» What you are asked to do: Copy out every one of the following lines word for word, with nothing changed.

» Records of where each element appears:
⁂

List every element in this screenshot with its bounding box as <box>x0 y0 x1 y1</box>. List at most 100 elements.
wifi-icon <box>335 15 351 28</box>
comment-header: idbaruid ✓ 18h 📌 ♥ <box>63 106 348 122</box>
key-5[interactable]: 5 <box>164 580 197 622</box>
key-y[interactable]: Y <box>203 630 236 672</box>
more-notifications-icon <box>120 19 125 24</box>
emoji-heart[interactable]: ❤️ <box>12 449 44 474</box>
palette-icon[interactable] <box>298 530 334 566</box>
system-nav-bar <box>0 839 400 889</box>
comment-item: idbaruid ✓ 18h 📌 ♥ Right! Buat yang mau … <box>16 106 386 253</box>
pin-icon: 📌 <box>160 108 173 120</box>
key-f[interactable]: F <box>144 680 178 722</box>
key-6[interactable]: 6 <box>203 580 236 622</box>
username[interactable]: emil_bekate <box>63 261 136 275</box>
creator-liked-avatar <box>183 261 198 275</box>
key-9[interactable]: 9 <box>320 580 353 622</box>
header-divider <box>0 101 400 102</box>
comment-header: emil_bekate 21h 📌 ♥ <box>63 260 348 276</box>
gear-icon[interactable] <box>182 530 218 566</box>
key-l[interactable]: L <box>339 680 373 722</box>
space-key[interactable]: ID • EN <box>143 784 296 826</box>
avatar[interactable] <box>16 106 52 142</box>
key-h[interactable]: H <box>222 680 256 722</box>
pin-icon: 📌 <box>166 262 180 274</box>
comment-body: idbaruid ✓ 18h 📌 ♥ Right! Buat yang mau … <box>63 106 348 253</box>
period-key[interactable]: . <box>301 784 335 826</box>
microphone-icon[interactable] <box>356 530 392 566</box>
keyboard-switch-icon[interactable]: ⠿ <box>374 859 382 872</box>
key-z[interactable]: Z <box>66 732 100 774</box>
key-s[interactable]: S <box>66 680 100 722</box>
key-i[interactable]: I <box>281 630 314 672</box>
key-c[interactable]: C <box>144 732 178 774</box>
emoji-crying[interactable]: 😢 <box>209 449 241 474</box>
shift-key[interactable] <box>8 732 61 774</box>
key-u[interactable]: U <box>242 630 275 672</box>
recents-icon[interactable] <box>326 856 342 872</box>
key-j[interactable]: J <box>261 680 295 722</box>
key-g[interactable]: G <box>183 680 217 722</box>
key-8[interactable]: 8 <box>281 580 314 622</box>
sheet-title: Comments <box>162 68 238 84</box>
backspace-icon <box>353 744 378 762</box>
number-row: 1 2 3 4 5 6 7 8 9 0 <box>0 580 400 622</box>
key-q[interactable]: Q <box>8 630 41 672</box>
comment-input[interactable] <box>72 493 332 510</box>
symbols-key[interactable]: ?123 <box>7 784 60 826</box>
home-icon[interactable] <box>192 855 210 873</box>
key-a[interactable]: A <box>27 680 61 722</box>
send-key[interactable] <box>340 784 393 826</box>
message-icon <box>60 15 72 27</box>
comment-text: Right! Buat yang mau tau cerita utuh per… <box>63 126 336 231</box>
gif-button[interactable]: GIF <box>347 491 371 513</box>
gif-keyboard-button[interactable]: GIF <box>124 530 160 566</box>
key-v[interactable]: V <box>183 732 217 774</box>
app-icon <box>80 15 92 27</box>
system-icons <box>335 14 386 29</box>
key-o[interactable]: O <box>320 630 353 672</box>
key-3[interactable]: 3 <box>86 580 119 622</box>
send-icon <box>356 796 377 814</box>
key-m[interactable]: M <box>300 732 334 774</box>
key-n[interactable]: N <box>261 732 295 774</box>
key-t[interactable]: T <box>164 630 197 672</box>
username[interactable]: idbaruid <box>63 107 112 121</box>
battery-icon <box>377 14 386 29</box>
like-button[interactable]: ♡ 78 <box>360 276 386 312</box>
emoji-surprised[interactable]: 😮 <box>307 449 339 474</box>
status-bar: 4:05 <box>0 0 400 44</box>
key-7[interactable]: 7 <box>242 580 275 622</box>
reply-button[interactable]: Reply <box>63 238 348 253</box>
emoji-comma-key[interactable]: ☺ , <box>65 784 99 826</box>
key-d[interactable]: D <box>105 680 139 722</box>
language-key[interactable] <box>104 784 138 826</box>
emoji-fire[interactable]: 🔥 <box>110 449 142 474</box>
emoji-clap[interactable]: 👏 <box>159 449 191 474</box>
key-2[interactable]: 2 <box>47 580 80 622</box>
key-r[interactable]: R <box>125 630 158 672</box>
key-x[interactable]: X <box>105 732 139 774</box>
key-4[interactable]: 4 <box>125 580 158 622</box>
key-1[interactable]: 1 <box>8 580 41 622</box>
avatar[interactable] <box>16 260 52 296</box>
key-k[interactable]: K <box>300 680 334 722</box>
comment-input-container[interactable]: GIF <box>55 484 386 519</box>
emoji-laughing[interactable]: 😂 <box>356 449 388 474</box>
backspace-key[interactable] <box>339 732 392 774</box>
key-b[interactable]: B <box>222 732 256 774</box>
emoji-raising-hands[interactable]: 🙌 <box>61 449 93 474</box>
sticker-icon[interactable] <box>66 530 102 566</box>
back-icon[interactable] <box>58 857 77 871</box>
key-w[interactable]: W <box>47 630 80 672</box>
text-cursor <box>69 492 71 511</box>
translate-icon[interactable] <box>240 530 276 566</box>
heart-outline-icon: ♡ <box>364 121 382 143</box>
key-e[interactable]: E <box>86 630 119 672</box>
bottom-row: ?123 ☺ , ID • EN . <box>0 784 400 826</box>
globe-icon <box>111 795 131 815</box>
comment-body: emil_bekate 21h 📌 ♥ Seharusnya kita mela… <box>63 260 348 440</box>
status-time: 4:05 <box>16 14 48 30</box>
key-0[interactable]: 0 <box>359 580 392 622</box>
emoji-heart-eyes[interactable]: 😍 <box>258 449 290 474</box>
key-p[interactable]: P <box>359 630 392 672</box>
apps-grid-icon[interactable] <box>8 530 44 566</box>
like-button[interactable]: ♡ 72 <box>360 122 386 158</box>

⁂

» Final result:
List every element in this screenshot with its bounding box as <box>x0 y0 x1 y1</box>. List at most 100 elements.
wifi-icon <box>335 15 351 28</box>
comment-header: idbaruid ✓ 18h 📌 ♥ <box>63 106 348 122</box>
key-5[interactable]: 5 <box>164 580 197 622</box>
key-y[interactable]: Y <box>203 630 236 672</box>
more-notifications-icon <box>120 19 125 24</box>
emoji-heart[interactable]: ❤️ <box>12 449 44 474</box>
palette-icon[interactable] <box>298 530 334 566</box>
system-nav-bar <box>0 839 400 889</box>
comment-item: idbaruid ✓ 18h 📌 ♥ Right! Buat yang mau … <box>16 106 386 253</box>
pin-icon: 📌 <box>160 108 173 120</box>
key-f[interactable]: F <box>144 680 178 722</box>
key-6[interactable]: 6 <box>203 580 236 622</box>
username[interactable]: emil_bekate <box>63 261 136 275</box>
creator-liked-avatar <box>183 261 198 275</box>
key-9[interactable]: 9 <box>320 580 353 622</box>
header-divider <box>0 101 400 102</box>
comment-header: emil_bekate 21h 📌 ♥ <box>63 260 348 276</box>
gear-icon[interactable] <box>182 530 218 566</box>
key-l[interactable]: L <box>339 680 373 722</box>
space-key[interactable]: ID • EN <box>143 784 296 826</box>
avatar[interactable] <box>16 106 52 142</box>
key-h[interactable]: H <box>222 680 256 722</box>
pin-icon: 📌 <box>166 262 180 274</box>
comment-body: idbaruid ✓ 18h 📌 ♥ Right! Buat yang mau … <box>63 106 348 253</box>
period-key[interactable]: . <box>301 784 335 826</box>
microphone-icon[interactable] <box>356 530 392 566</box>
keyboard-switch-icon[interactable]: ⠿ <box>374 859 382 872</box>
key-z[interactable]: Z <box>66 732 100 774</box>
key-s[interactable]: S <box>66 680 100 722</box>
key-i[interactable]: I <box>281 630 314 672</box>
key-c[interactable]: C <box>144 732 178 774</box>
emoji-crying[interactable]: 😢 <box>209 449 241 474</box>
shift-key[interactable] <box>8 732 61 774</box>
key-u[interactable]: U <box>242 630 275 672</box>
recents-icon[interactable] <box>326 856 342 872</box>
key-j[interactable]: J <box>261 680 295 722</box>
key-g[interactable]: G <box>183 680 217 722</box>
key-8[interactable]: 8 <box>281 580 314 622</box>
sheet-title: Comments <box>162 68 238 84</box>
backspace-icon <box>353 744 378 762</box>
number-row: 1 2 3 4 5 6 7 8 9 0 <box>0 580 400 622</box>
key-q[interactable]: Q <box>8 630 41 672</box>
comment-input[interactable] <box>72 493 332 510</box>
symbols-key[interactable]: ?123 <box>7 784 60 826</box>
home-icon[interactable] <box>192 855 210 873</box>
key-a[interactable]: A <box>27 680 61 722</box>
send-key[interactable] <box>340 784 393 826</box>
message-icon <box>60 15 72 27</box>
comment-text: Right! Buat yang mau tau cerita utuh per… <box>63 126 336 231</box>
gif-button[interactable]: GIF <box>347 491 371 513</box>
gif-keyboard-button[interactable]: GIF <box>124 530 160 566</box>
key-v[interactable]: V <box>183 732 217 774</box>
app-icon <box>80 15 92 27</box>
system-icons <box>335 14 386 29</box>
key-o[interactable]: O <box>320 630 353 672</box>
key-3[interactable]: 3 <box>86 580 119 622</box>
send-icon <box>356 796 377 814</box>
key-m[interactable]: M <box>300 732 334 774</box>
key-n[interactable]: N <box>261 732 295 774</box>
key-t[interactable]: T <box>164 630 197 672</box>
username[interactable]: idbaruid <box>63 107 112 121</box>
battery-icon <box>377 14 386 29</box>
like-button[interactable]: ♡ 78 <box>360 276 386 312</box>
emoji-surprised[interactable]: 😮 <box>307 449 339 474</box>
status-bar: 4:05 <box>0 0 400 44</box>
key-7[interactable]: 7 <box>242 580 275 622</box>
reply-button[interactable]: Reply <box>63 238 348 253</box>
emoji-comma-key[interactable]: ☺ , <box>65 784 99 826</box>
key-d[interactable]: D <box>105 680 139 722</box>
language-key[interactable] <box>104 784 138 826</box>
emoji-fire[interactable]: 🔥 <box>110 449 142 474</box>
emoji-clap[interactable]: 👏 <box>159 449 191 474</box>
key-2[interactable]: 2 <box>47 580 80 622</box>
key-r[interactable]: R <box>125 630 158 672</box>
key-x[interactable]: X <box>105 732 139 774</box>
key-4[interactable]: 4 <box>125 580 158 622</box>
key-1[interactable]: 1 <box>8 580 41 622</box>
avatar[interactable] <box>16 260 52 296</box>
key-k[interactable]: K <box>300 680 334 722</box>
comment-input-container[interactable]: GIF <box>55 484 386 519</box>
emoji-laughing[interactable]: 😂 <box>356 449 388 474</box>
backspace-key[interactable] <box>339 732 392 774</box>
key-b[interactable]: B <box>222 732 256 774</box>
emoji-raising-hands[interactable]: 🙌 <box>61 449 93 474</box>
sticker-icon[interactable] <box>66 530 102 566</box>
back-icon[interactable] <box>58 857 77 871</box>
key-w[interactable]: W <box>47 630 80 672</box>
text-cursor <box>69 492 71 511</box>
translate-icon[interactable] <box>240 530 276 566</box>
heart-outline-icon: ♡ <box>364 121 382 143</box>
key-e[interactable]: E <box>86 630 119 672</box>
bottom-row: ?123 ☺ , ID • EN . <box>0 784 400 826</box>
globe-icon <box>111 795 131 815</box>
comment-body: emil_bekate 21h 📌 ♥ Seharusnya kita mela… <box>63 260 348 440</box>
status-time: 4:05 <box>16 14 48 30</box>
key-0[interactable]: 0 <box>359 580 392 622</box>
emoji-heart-eyes[interactable]: 😍 <box>258 449 290 474</box>
key-p[interactable]: P <box>359 630 392 672</box>
apps-grid-icon[interactable] <box>8 530 44 566</box>
like-button[interactable]: ♡ 72 <box>360 122 386 158</box>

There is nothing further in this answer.